** Begin **

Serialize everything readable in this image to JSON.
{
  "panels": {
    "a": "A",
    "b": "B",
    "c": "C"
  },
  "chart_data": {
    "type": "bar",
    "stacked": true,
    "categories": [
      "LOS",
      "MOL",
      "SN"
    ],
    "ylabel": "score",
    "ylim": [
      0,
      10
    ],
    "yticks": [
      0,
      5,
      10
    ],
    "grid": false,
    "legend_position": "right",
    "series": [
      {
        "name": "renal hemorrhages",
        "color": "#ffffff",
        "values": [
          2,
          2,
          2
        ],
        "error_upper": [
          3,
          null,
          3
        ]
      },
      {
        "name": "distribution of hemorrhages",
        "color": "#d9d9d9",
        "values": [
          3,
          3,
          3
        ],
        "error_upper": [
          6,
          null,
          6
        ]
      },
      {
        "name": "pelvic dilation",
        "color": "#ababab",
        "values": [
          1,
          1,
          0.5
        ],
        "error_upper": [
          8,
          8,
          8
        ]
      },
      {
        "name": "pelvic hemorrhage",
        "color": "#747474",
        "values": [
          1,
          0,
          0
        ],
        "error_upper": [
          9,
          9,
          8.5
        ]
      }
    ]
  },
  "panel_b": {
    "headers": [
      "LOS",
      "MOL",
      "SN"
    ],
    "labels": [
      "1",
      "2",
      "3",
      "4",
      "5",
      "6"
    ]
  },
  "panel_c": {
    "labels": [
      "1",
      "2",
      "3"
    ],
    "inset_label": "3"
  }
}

** End **

▶ [INSTRUCTION]
Gather all the lines that include the word "name" and copy them out.

▶ [THE COMPLETED TASK]
        "name": "renal hemorrhages",
        "name": "distribution of hemorrhages",
        "name": "pelvic dilation",
        "name": "pelvic hemorrhage",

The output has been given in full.